To do.
[1] Reproduce the passage of the wheat experiment methods between "G = a / b × 100" and "the germination test.", inclusive.
[2] Using the wheat experiment methods, mark each statement yes or no, and quote the words that decide it: (a) The seeds were sterilized with 1% NaClO for 10 min. (b) Each pot held 30 seeds. (c) Chlorophyll was measured with a portable chlorophyll meter.

Text block.
****************************************

Wheat planting experiments

The wheat (Triticum aestivum L., Jimai 22) seeds were sterilized with 1% NaClO for 10 min and then rinsed 3 × with dH2O. Full-grained seeds were planted in pots with 50 seeds per pot (diameter 15cm, height 13cm). The salt stress experiment utilized the same concentration gradient of salt stress as that used in (Wahid et al., 2021). In the experiment, one third height of the pots with substrate were put into a solution of 100 mM/L NaCl (11.2 dS/m), through capillary movement, the NaCl uniformly distributed in the pots. The seeds were then planted. Seedlings were grown at 25°C or 20°C (day or night) with a 12 h photoperiod at a light intensity of 240 μmol m-2 s-1.

The seed coating experiments included (i) Wheat seeds with water (CK), (ii) Wheat seeds with bacteria (Bacteria), (iii) Wheat seeds with microcapsules lacking bacteria (M-Lack) and (iv) Wheat seeds with microcapsules embedded bacteria (M-Embed) ( Figure 1E ). Four replicates were used for each treatment, all of which were randomly arranged and rotated periodically to minimize the effects of environmental heterogeneity.

Plant growth indicators

Wheat germination rate (%) was recorded after 7 d treatment under salt stress. The germination rate was calculated as:

G = a / b × 100

where G is the germination rate (%), parameter a is the number of germinating seeds, and b is the total number of seeds from the germination test.

4 plants were randomly selected from each treatment. The plants were divided into above-ground and below-ground parts from the rootstock union and the above-ground parts were measured for fresh weight. Above-ground dry weight was measured after drying the samples in an oven at 70°C for 48 h. The intact wheat roots were scanned and analyzed using WinRHIZO (Regent Instruments, Québec, Canada) to quantify root morphology using the protocol of the manufacturer.

Plant physiological indicators

Following 7 d under salt stress, 4 plants were randomly selected from each treatment to determine the physiological indicators. The content of physiological indicators is calculated by measuring the absorbance at the corresponding wavelength. Absorbance was measured three times per sample. SOD (absorbance at 450 nm), POD (absorbance at 470 nm), CAT (absorbance at 510 nm), PRO (absorbance at 520 nm), MDA (difference between 600 and 520 absorbance) and H2O2 (absorbance at 415 nm) levels were determined using commercial kits (Suzhou Grace Biotechnology, Suzhou, China) (He et al., 2022). Seven days after planting, wheat samples were collected, rapidly frozen in liquid nitrogen and ground into fine powders (40 Hz, 1 min). A total of 100 mg of each sample was dissolved in Kit-provided PBS. The mixture was then vortexed for 10 min and centrifuged for 5 min (12000 rpm, at 4°C). The supernatants were used for enzyme activity assessments using a 96-well Microplate Reader (Thermo Scientific, Pittsburg, PA, USA) at specific wavelengths as described in the kit instructions. Chlorophyll (Chl) was determined using a model TYS-B portable chlorophyll meter (Zhejiang TOP Cloud-Agri Technology, Zhejiang, China). Three replicates were carried out for each treatment.

****************************************

Recorded data.
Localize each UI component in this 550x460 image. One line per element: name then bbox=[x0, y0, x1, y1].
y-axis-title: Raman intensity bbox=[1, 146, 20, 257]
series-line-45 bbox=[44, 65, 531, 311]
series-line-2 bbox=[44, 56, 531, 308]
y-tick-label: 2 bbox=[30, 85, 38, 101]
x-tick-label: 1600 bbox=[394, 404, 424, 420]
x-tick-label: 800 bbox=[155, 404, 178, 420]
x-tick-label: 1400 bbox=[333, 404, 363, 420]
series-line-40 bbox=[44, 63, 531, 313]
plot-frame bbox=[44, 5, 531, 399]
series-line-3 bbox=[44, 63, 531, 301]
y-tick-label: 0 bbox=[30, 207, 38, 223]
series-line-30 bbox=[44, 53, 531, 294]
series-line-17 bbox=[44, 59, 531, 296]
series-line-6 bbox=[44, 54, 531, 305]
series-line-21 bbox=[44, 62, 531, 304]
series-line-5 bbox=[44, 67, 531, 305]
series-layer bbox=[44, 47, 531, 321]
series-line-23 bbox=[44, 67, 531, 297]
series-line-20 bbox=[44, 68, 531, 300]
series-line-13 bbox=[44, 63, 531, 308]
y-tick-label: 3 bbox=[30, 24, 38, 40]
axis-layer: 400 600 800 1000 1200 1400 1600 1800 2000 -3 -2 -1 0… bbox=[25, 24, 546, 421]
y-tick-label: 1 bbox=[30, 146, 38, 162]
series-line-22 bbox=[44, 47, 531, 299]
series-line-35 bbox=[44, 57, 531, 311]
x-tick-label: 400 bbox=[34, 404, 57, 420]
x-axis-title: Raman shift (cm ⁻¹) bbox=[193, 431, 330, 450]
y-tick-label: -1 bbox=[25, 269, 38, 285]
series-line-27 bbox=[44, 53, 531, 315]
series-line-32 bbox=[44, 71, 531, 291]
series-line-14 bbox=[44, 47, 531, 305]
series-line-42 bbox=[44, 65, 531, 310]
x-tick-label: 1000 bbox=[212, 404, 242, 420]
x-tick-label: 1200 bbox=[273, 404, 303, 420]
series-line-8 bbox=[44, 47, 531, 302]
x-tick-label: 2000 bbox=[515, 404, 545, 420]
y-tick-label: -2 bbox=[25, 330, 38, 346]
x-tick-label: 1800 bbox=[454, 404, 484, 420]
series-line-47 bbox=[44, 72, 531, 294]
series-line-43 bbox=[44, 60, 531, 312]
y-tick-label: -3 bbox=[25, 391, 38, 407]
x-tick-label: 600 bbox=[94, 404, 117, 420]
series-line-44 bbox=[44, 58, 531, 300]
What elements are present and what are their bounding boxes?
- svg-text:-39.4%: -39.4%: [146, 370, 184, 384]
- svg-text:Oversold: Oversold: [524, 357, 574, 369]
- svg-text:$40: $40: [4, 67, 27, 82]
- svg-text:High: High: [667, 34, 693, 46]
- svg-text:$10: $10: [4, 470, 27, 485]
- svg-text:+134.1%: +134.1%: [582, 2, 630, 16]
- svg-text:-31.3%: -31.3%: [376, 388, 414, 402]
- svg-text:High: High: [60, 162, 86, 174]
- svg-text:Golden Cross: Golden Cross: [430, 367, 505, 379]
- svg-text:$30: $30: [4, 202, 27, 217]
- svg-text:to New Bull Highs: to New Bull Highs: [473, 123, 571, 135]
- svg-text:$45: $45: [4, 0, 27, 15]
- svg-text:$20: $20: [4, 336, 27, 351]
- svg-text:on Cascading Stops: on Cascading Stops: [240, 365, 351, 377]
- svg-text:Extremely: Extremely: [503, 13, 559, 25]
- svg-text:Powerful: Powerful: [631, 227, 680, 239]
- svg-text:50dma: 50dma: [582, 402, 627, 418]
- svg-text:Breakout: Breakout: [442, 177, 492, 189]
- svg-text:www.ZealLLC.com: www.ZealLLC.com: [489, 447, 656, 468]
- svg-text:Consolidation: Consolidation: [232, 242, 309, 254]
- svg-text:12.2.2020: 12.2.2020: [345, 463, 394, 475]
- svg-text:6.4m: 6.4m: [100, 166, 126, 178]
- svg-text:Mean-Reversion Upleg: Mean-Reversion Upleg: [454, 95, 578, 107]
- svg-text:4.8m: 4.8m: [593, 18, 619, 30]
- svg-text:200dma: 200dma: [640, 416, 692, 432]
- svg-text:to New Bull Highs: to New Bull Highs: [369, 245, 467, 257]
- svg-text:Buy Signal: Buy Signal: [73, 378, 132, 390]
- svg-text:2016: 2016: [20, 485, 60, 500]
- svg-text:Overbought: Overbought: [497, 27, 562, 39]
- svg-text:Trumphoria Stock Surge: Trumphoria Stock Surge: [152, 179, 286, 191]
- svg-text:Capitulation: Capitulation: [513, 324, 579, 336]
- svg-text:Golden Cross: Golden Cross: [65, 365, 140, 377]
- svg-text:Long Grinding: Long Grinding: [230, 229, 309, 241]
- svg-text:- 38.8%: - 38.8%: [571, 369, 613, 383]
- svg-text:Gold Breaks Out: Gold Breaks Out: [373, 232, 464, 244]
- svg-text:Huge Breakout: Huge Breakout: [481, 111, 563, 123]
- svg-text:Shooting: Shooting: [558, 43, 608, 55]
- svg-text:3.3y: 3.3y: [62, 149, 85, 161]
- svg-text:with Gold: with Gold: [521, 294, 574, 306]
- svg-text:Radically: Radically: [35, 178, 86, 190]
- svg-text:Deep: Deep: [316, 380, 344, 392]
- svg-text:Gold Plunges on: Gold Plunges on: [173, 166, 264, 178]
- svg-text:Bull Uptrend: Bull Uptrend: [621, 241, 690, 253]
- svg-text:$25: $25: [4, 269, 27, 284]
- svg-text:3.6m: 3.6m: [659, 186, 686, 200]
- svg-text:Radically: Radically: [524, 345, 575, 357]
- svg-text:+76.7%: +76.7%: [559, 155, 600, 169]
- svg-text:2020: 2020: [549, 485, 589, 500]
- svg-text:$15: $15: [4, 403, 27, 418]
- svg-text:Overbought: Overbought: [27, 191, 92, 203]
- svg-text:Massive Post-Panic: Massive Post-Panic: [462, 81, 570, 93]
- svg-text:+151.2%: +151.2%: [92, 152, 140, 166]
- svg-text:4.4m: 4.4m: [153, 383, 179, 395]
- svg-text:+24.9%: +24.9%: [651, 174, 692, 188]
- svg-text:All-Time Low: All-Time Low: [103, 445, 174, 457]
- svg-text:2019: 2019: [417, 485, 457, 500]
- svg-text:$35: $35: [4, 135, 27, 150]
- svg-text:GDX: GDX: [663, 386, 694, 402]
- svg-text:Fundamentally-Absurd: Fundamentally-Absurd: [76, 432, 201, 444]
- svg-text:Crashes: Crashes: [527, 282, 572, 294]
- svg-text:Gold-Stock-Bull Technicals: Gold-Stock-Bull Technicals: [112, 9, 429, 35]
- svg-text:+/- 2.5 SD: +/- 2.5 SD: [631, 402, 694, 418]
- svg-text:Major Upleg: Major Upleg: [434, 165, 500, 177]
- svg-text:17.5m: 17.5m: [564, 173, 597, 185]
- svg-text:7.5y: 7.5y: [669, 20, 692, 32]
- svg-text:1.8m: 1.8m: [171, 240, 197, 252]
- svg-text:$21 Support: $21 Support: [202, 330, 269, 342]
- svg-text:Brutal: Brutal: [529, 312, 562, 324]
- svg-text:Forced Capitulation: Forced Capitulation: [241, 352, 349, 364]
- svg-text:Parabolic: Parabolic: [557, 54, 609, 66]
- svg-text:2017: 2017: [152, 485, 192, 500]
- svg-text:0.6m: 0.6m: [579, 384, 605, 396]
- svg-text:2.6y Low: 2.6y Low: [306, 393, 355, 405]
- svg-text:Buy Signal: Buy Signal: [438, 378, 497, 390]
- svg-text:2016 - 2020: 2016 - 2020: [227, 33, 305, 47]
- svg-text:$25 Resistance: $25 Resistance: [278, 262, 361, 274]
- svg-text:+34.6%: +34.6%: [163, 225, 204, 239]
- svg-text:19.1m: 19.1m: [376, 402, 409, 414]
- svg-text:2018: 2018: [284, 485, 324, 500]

****************************************

Expected responses.
[1]
G = a / b × 100

where G is the germination rate (%), parameter a is the number of germinating seeds, and b is the total number of seeds from the germination test.

[2]
(a) Yes: "The wheat (Triticum aestivum L., Jimai 22) seeds were sterilized with 1% NaClO for 10 min"
(b) No: "Full-grained seeds were planted in pots with 50 seeds per pot"
(c) Yes: "Chlorophyll (Chl) was determined using a model TYS-B portable chlorophyll meter"